-------- Data for this task --------

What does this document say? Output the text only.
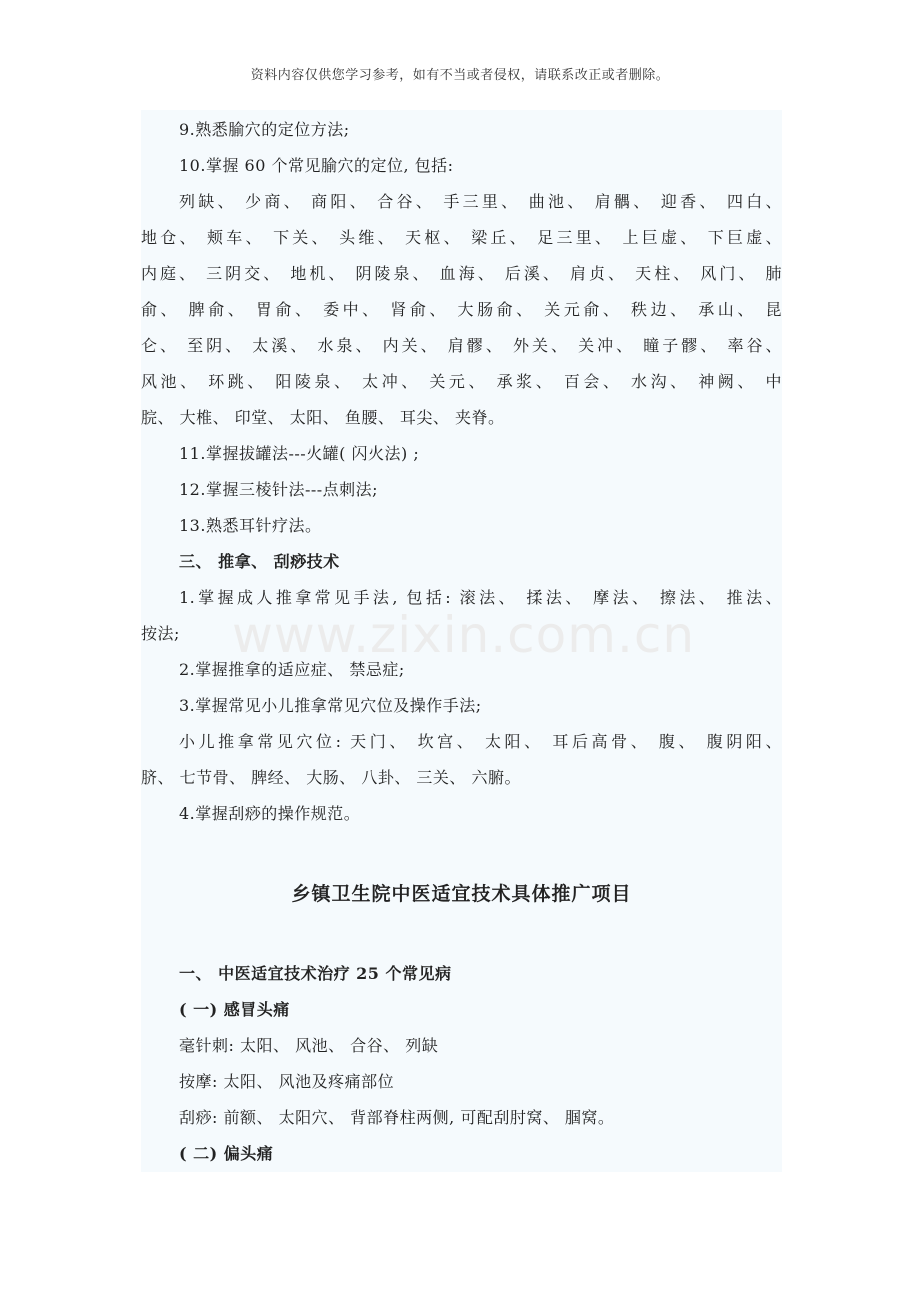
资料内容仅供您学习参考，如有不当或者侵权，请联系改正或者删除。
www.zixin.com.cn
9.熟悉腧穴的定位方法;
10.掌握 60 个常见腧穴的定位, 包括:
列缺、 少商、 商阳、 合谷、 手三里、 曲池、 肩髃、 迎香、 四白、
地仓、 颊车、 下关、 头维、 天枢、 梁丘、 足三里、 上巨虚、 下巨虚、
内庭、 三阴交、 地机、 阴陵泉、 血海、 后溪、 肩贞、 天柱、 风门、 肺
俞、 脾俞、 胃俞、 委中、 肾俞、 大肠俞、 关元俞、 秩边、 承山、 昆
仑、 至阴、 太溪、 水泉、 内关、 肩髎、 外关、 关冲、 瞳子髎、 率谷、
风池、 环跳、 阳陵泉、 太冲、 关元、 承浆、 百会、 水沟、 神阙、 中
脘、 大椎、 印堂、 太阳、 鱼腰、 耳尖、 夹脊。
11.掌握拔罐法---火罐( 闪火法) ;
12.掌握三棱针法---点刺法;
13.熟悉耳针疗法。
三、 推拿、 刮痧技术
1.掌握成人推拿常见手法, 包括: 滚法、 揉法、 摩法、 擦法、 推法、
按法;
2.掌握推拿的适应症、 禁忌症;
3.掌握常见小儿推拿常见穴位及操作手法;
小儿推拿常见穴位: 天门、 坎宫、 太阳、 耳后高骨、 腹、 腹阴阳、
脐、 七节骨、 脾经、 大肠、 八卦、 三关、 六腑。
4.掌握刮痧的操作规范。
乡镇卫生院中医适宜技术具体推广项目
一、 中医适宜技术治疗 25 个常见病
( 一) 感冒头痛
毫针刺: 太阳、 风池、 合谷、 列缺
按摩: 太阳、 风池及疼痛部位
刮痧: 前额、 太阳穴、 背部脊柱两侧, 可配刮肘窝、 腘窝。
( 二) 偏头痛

--------

* _Problem requirements_
Repeat the records above exactly, leaving out the pictures.

* _Response_
What does this document say? Output the text only.
资料内容仅供您学习参考，如有不当或者侵权，请联系改正或者删除。
www.zixin.com.cn
9.熟悉腧穴的定位方法;
10.掌握 60 个常见腧穴的定位, 包括:
列缺、 少商、 商阳、 合谷、 手三里、 曲池、 肩髃、 迎香、 四白、
地仓、 颊车、 下关、 头维、 天枢、 梁丘、 足三里、 上巨虚、 下巨虚、
内庭、 三阴交、 地机、 阴陵泉、 血海、 后溪、 肩贞、 天柱、 风门、 肺
俞、 脾俞、 胃俞、 委中、 肾俞、 大肠俞、 关元俞、 秩边、 承山、 昆
仑、 至阴、 太溪、 水泉、 内关、 肩髎、 外关、 关冲、 瞳子髎、 率谷、
风池、 环跳、 阳陵泉、 太冲、 关元、 承浆、 百会、 水沟、 神阙、 中
脘、 大椎、 印堂、 太阳、 鱼腰、 耳尖、 夹脊。
11.掌握拔罐法---火罐( 闪火法) ;
12.掌握三棱针法---点刺法;
13.熟悉耳针疗法。
三、 推拿、 刮痧技术
1.掌握成人推拿常见手法, 包括: 滚法、 揉法、 摩法、 擦法、 推法、
按法;
2.掌握推拿的适应症、 禁忌症;
3.掌握常见小儿推拿常见穴位及操作手法;
小儿推拿常见穴位: 天门、 坎宫、 太阳、 耳后高骨、 腹、 腹阴阳、
脐、 七节骨、 脾经、 大肠、 八卦、 三关、 六腑。
4.掌握刮痧的操作规范。
乡镇卫生院中医适宜技术具体推广项目
一、 中医适宜技术治疗 25 个常见病
( 一) 感冒头痛
毫针刺: 太阳、 风池、 合谷、 列缺
按摩: 太阳、 风池及疼痛部位
刮痧: 前额、 太阳穴、 背部脊柱两侧, 可配刮肘窝、 腘窝。
( 二) 偏头痛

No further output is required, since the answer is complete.